__GOAL OF THE EXERCISE__
Each record below should be output verbatim, without pictures.

Source records:
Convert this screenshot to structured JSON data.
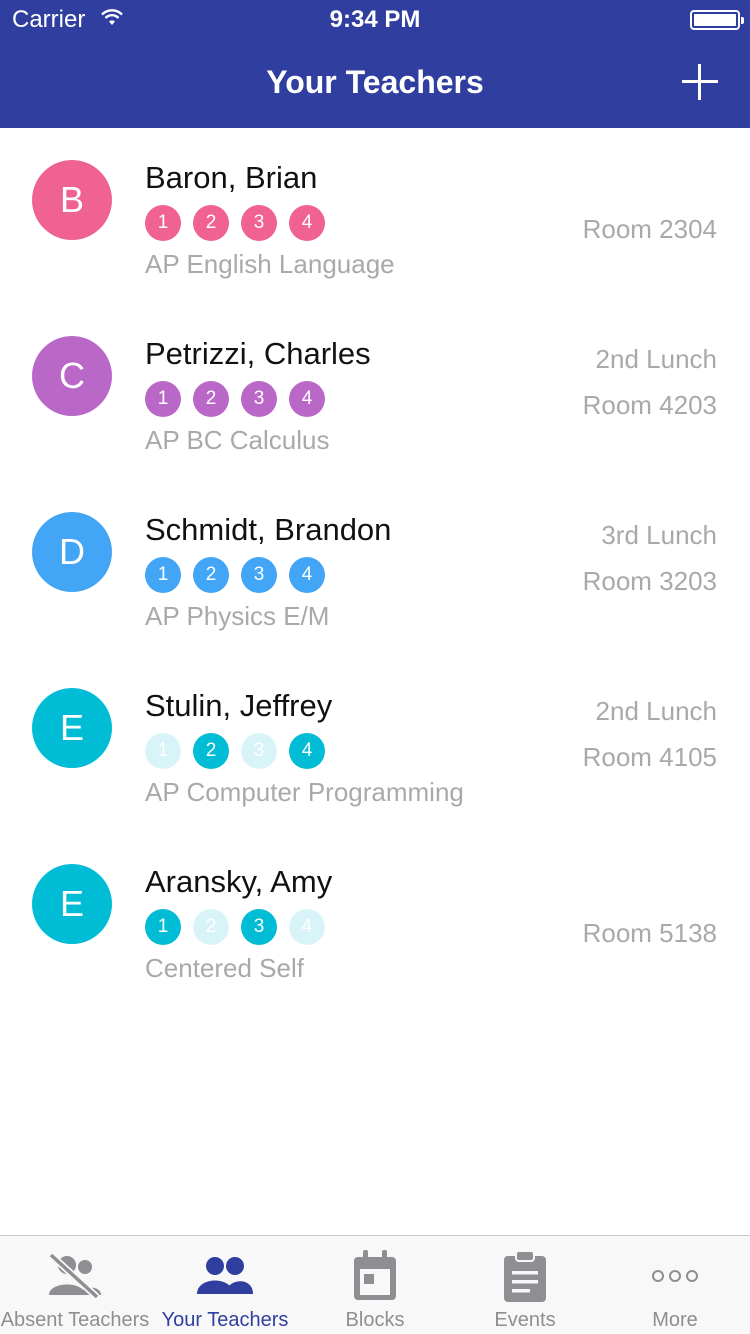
{
  "status": {
    "carrier": "Carrier",
    "time": "9:34 PM"
  },
  "navbar": {
    "title": "Your Teachers"
  },
  "teachers": [
    {
      "initial": "B",
      "name": "Baron, Brian",
      "course": "AP English Language",
      "lunch": "",
      "room": "Room 2304",
      "color": "#f06292",
      "blocks": [
        {
          "label": "1",
          "active": true
        },
        {
          "label": "2",
          "active": true
        },
        {
          "label": "3",
          "active": true
        },
        {
          "label": "4",
          "active": true
        }
      ]
    },
    {
      "initial": "C",
      "name": "Petrizzi, Charles",
      "course": "AP BC Calculus",
      "lunch": "2nd Lunch",
      "room": "Room 4203",
      "color": "#ba68c8",
      "blocks": [
        {
          "label": "1",
          "active": true
        },
        {
          "label": "2",
          "active": true
        },
        {
          "label": "3",
          "active": true
        },
        {
          "label": "4",
          "active": true
        }
      ]
    },
    {
      "initial": "D",
      "name": "Schmidt, Brandon",
      "course": "AP Physics E/M",
      "lunch": "3rd Lunch",
      "room": "Room 3203",
      "color": "#42a5f5",
      "blocks": [
        {
          "label": "1",
          "active": true
        },
        {
          "label": "2",
          "active": true
        },
        {
          "label": "3",
          "active": true
        },
        {
          "label": "4",
          "active": true
        }
      ]
    },
    {
      "initial": "E",
      "name": "Stulin, Jeffrey",
      "course": "AP Computer Programming",
      "lunch": "2nd Lunch",
      "room": "Room 4105",
      "color": "#00bcd4",
      "blocks": [
        {
          "label": "1",
          "active": false
        },
        {
          "label": "2",
          "active": true
        },
        {
          "label": "3",
          "active": false
        },
        {
          "label": "4",
          "active": true
        }
      ]
    },
    {
      "initial": "E",
      "name": "Aransky, Amy",
      "course": "Centered Self",
      "lunch": "",
      "room": "Room 5138",
      "color": "#00bcd4",
      "blocks": [
        {
          "label": "1",
          "active": true
        },
        {
          "label": "2",
          "active": false
        },
        {
          "label": "3",
          "active": true
        },
        {
          "label": "4",
          "active": false
        }
      ]
    }
  ],
  "tabbar": {
    "items": [
      {
        "label": "Absent Teachers",
        "icon": "absent-teachers-icon",
        "active": false
      },
      {
        "label": "Your Teachers",
        "icon": "your-teachers-icon",
        "active": true
      },
      {
        "label": "Blocks",
        "icon": "calendar-icon",
        "active": false
      },
      {
        "label": "Events",
        "icon": "clipboard-icon",
        "active": false
      },
      {
        "label": "More",
        "icon": "more-icon",
        "active": false
      }
    ]
  },
  "colors": {
    "primary": "#303f9f",
    "inactive_tab": "#8e8e93",
    "secondary_text": "#a9a9a9"
  }
}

__FULL OUTPUT__
Convert this screenshot to structured JSON data.
{
  "status": {
    "carrier": "Carrier",
    "time": "9:34 PM"
  },
  "navbar": {
    "title": "Your Teachers"
  },
  "teachers": [
    {
      "initial": "B",
      "name": "Baron, Brian",
      "course": "AP English Language",
      "lunch": "",
      "room": "Room 2304",
      "color": "#f06292",
      "blocks": [
        {
          "label": "1",
          "active": true
        },
        {
          "label": "2",
          "active": true
        },
        {
          "label": "3",
          "active": true
        },
        {
          "label": "4",
          "active": true
        }
      ]
    },
    {
      "initial": "C",
      "name": "Petrizzi, Charles",
      "course": "AP BC Calculus",
      "lunch": "2nd Lunch",
      "room": "Room 4203",
      "color": "#ba68c8",
      "blocks": [
        {
          "label": "1",
          "active": true
        },
        {
          "label": "2",
          "active": true
        },
        {
          "label": "3",
          "active": true
        },
        {
          "label": "4",
          "active": true
        }
      ]
    },
    {
      "initial": "D",
      "name": "Schmidt, Brandon",
      "course": "AP Physics E/M",
      "lunch": "3rd Lunch",
      "room": "Room 3203",
      "color": "#42a5f5",
      "blocks": [
        {
          "label": "1",
          "active": true
        },
        {
          "label": "2",
          "active": true
        },
        {
          "label": "3",
          "active": true
        },
        {
          "label": "4",
          "active": true
        }
      ]
    },
    {
      "initial": "E",
      "name": "Stulin, Jeffrey",
      "course": "AP Computer Programming",
      "lunch": "2nd Lunch",
      "room": "Room 4105",
      "color": "#00bcd4",
      "blocks": [
        {
          "label": "1",
          "active": false
        },
        {
          "label": "2",
          "active": true
        },
        {
          "label": "3",
          "active": false
        },
        {
          "label": "4",
          "active": true
        }
      ]
    },
    {
      "initial": "E",
      "name": "Aransky, Amy",
      "course": "Centered Self",
      "lunch": "",
      "room": "Room 5138",
      "color": "#00bcd4",
      "blocks": [
        {
          "label": "1",
          "active": true
        },
        {
          "label": "2",
          "active": false
        },
        {
          "label": "3",
          "active": true
        },
        {
          "label": "4",
          "active": false
        }
      ]
    }
  ],
  "tabbar": {
    "items": [
      {
        "label": "Absent Teachers",
        "icon": "absent-teachers-icon",
        "active": false
      },
      {
        "label": "Your Teachers",
        "icon": "your-teachers-icon",
        "active": true
      },
      {
        "label": "Blocks",
        "icon": "calendar-icon",
        "active": false
      },
      {
        "label": "Events",
        "icon": "clipboard-icon",
        "active": false
      },
      {
        "label": "More",
        "icon": "more-icon",
        "active": false
      }
    ]
  },
  "colors": {
    "primary": "#303f9f",
    "inactive_tab": "#8e8e93",
    "secondary_text": "#a9a9a9"
  }
}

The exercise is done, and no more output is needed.